# [Task data]

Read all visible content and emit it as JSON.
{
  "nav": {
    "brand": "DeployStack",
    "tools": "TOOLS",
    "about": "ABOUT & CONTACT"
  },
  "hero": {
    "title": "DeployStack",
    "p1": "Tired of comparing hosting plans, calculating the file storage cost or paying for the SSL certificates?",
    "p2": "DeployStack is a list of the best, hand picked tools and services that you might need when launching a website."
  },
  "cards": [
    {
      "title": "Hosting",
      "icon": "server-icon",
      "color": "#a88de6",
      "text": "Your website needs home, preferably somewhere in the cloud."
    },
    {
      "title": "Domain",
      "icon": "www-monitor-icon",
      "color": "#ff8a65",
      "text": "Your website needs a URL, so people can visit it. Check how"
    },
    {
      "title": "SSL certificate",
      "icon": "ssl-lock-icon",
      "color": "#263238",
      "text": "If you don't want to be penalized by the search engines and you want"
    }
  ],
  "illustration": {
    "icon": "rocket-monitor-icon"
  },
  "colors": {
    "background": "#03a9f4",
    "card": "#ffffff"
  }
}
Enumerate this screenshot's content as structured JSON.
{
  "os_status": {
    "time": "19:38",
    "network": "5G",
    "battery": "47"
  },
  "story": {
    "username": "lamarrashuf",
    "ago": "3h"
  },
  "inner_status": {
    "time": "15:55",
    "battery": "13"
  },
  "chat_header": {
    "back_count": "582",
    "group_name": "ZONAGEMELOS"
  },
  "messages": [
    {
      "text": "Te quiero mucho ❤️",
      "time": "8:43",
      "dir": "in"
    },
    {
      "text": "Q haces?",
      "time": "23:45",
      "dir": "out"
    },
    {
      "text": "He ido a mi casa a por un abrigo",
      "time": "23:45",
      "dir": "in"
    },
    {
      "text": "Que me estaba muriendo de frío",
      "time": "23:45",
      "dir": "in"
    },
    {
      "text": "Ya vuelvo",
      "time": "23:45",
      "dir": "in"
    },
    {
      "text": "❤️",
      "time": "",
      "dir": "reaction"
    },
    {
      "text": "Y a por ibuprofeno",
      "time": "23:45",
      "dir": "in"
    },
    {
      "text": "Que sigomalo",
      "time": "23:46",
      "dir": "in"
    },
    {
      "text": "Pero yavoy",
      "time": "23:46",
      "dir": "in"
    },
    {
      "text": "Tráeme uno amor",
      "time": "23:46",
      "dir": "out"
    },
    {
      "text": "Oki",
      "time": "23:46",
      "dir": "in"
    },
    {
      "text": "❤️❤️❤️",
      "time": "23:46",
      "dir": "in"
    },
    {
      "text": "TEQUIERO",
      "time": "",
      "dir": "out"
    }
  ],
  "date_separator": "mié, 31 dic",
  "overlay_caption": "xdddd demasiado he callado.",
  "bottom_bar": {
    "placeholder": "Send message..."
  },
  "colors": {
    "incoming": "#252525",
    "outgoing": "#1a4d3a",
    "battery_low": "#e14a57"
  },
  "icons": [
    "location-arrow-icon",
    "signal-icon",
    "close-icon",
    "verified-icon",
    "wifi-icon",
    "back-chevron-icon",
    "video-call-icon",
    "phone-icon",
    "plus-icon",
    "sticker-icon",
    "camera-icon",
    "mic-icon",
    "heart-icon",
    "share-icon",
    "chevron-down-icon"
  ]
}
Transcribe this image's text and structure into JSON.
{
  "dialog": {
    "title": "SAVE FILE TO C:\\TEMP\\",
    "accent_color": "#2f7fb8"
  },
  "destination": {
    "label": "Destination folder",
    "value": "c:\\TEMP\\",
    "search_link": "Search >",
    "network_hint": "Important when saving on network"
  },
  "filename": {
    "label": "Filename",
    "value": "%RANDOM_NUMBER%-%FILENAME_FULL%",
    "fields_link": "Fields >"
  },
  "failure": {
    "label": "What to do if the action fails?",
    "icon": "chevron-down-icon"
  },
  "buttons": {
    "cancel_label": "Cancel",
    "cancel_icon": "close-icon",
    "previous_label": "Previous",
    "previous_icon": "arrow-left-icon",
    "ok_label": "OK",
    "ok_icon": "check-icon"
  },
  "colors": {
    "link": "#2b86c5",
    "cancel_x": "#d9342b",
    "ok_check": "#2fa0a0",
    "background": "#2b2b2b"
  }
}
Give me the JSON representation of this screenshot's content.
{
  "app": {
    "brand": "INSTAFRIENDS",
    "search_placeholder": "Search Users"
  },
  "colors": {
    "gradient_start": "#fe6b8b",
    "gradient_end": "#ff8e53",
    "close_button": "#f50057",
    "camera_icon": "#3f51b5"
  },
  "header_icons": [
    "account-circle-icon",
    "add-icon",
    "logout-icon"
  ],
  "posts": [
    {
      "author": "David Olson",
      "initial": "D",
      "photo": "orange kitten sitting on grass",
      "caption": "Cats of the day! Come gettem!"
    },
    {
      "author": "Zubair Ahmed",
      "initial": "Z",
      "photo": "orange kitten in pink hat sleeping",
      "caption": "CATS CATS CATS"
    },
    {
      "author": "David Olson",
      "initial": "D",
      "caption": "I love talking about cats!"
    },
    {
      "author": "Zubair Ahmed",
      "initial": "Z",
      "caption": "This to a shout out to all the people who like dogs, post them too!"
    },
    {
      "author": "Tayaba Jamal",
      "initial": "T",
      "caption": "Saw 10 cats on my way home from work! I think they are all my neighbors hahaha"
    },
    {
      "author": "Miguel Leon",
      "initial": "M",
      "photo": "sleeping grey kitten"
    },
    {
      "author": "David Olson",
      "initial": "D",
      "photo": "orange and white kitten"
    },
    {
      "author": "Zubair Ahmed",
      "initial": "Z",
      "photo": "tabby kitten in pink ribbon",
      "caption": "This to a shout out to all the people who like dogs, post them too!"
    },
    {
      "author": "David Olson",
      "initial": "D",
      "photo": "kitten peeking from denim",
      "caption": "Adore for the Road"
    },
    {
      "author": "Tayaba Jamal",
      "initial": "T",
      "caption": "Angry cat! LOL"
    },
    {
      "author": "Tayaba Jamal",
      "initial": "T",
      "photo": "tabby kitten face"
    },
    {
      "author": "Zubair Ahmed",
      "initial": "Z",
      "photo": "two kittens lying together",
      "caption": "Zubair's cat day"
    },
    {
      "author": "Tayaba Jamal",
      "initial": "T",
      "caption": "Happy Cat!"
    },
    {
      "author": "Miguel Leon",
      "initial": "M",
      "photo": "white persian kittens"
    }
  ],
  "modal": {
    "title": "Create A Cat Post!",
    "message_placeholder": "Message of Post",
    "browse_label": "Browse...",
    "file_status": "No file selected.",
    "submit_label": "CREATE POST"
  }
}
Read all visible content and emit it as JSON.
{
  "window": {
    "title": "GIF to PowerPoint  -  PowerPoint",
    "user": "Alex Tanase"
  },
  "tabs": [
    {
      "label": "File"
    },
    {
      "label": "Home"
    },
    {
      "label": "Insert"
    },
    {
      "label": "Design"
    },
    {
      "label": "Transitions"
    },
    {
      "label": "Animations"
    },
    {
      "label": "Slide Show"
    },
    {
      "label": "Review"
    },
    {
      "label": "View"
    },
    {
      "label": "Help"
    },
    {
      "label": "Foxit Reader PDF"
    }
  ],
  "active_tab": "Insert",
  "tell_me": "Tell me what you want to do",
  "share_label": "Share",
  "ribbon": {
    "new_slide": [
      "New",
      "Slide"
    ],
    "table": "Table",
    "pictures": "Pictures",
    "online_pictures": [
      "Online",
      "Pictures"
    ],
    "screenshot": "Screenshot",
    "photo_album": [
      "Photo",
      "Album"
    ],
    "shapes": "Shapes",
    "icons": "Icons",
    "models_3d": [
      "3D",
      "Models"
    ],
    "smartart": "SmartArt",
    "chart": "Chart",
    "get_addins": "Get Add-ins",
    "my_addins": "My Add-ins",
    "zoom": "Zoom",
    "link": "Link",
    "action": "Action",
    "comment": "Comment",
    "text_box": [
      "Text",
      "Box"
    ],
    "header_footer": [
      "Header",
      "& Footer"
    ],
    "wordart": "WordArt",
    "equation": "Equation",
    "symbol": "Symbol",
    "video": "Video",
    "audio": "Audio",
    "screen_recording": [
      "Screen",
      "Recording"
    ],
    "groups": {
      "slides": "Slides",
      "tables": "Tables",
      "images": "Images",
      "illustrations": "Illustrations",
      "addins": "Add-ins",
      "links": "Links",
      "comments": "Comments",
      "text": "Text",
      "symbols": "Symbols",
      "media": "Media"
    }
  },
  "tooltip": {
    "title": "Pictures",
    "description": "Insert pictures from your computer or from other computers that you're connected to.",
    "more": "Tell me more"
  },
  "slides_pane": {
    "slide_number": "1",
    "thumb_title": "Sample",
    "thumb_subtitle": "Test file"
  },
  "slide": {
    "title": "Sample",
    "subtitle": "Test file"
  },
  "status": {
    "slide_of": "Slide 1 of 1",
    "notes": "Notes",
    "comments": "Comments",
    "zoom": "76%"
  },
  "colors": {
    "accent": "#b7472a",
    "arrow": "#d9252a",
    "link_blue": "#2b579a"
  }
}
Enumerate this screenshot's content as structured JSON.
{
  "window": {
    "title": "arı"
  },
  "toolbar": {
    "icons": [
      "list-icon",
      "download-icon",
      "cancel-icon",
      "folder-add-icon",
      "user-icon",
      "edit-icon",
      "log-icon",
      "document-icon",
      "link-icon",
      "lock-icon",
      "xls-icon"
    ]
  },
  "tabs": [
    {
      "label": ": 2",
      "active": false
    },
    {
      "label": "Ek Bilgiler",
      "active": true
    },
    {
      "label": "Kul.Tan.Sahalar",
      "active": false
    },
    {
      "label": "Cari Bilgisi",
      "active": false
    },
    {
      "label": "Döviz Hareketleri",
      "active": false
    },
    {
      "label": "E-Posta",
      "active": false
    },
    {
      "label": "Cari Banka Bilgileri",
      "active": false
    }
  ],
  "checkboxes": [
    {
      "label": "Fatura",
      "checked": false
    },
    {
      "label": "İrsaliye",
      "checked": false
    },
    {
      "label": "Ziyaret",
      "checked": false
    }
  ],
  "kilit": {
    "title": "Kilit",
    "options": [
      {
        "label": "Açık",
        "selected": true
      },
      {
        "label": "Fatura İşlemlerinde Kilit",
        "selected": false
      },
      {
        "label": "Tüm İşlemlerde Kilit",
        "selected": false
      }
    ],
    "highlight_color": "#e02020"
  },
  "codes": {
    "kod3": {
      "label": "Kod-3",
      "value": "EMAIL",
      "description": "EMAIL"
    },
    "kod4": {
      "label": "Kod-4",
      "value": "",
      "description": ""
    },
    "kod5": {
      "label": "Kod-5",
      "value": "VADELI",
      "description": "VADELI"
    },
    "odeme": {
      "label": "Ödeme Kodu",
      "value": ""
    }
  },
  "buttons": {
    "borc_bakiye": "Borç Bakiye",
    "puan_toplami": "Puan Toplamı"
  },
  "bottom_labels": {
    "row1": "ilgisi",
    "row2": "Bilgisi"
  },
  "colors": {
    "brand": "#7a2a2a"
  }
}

# [Problem to solve]
Only lines with the word "about" are wanted, so copy each one from the records.

# [Answer to the task]
    "about": "ABOUT & CONTACT"
      "caption": "I love talking about cats!"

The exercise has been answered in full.